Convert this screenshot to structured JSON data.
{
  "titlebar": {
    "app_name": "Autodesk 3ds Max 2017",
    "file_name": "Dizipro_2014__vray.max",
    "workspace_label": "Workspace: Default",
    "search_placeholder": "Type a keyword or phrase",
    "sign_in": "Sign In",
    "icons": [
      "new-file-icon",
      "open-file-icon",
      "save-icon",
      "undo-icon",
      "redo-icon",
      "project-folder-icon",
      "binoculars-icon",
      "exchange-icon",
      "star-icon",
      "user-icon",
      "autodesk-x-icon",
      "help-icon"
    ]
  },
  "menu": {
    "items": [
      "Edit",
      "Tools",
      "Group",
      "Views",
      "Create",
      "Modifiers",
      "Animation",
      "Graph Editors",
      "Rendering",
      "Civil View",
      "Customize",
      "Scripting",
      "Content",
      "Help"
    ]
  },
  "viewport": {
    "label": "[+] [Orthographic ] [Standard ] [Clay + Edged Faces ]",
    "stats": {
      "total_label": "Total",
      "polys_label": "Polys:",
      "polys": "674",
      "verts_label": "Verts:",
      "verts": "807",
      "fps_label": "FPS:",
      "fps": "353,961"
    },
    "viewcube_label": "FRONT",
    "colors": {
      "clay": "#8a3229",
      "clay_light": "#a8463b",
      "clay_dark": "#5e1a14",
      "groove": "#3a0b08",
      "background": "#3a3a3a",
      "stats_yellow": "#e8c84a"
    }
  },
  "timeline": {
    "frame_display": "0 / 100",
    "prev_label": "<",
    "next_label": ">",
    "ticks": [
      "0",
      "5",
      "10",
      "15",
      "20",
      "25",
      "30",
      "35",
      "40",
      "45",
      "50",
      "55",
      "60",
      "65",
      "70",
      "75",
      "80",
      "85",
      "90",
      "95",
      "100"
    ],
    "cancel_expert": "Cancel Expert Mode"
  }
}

────────

:: Task requirements ::
Reproduce the complete set of lines precisely as supplied.

:: Exercise solution ::
Convert this screenshot to structured JSON data.
{
  "titlebar": {
    "app_name": "Autodesk 3ds Max 2017",
    "file_name": "Dizipro_2014__vray.max",
    "workspace_label": "Workspace: Default",
    "search_placeholder": "Type a keyword or phrase",
    "sign_in": "Sign In",
    "icons": [
      "new-file-icon",
      "open-file-icon",
      "save-icon",
      "undo-icon",
      "redo-icon",
      "project-folder-icon",
      "binoculars-icon",
      "exchange-icon",
      "star-icon",
      "user-icon",
      "autodesk-x-icon",
      "help-icon"
    ]
  },
  "menu": {
    "items": [
      "Edit",
      "Tools",
      "Group",
      "Views",
      "Create",
      "Modifiers",
      "Animation",
      "Graph Editors",
      "Rendering",
      "Civil View",
      "Customize",
      "Scripting",
      "Content",
      "Help"
    ]
  },
  "viewport": {
    "label": "[+] [Orthographic ] [Standard ] [Clay + Edged Faces ]",
    "stats": {
      "total_label": "Total",
      "polys_label": "Polys:",
      "polys": "674",
      "verts_label": "Verts:",
      "verts": "807",
      "fps_label": "FPS:",
      "fps": "353,961"
    },
    "viewcube_label": "FRONT",
    "colors": {
      "clay": "#8a3229",
      "clay_light": "#a8463b",
      "clay_dark": "#5e1a14",
      "groove": "#3a0b08",
      "background": "#3a3a3a",
      "stats_yellow": "#e8c84a"
    }
  },
  "timeline": {
    "frame_display": "0 / 100",
    "prev_label": "<",
    "next_label": ">",
    "ticks": [
      "0",
      "5",
      "10",
      "15",
      "20",
      "25",
      "30",
      "35",
      "40",
      "45",
      "50",
      "55",
      "60",
      "65",
      "70",
      "75",
      "80",
      "85",
      "90",
      "95",
      "100"
    ],
    "cancel_expert": "Cancel Expert Mode"
  }
}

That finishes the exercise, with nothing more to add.